• **Short task**: Write out every entry word for word.

• **Information given**:

— start —

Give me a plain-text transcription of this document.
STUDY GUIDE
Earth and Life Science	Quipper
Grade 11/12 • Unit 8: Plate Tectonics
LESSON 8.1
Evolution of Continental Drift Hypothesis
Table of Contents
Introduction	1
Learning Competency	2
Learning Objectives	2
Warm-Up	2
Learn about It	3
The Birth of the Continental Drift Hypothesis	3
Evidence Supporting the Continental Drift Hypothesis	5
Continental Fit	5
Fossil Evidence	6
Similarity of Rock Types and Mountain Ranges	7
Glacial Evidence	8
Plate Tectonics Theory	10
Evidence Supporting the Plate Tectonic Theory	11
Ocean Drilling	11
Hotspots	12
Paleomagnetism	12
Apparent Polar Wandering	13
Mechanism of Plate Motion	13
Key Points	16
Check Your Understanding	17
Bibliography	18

— end —

• **Answer in full**:
Give me a plain-text transcription of this document.
STUDY GUIDE
Earth and Life Science	Quipper
Grade 11/12 • Unit 8: Plate Tectonics
LESSON 8.1
Evolution of Continental Drift Hypothesis
Table of Contents
Introduction	1
Learning Competency	2
Learning Objectives	2
Warm-Up	2
Learn about It	3
The Birth of the Continental Drift Hypothesis	3
Evidence Supporting the Continental Drift Hypothesis	5
Continental Fit	5
Fossil Evidence	6
Similarity of Rock Types and Mountain Ranges	7
Glacial Evidence	8
Plate Tectonics Theory	10
Evidence Supporting the Plate Tectonic Theory	11
Ocean Drilling	11
Hotspots	12
Paleomagnetism	12
Apparent Polar Wandering	13
Mechanism of Plate Motion	13
Key Points	16
Check Your Understanding	17
Bibliography	18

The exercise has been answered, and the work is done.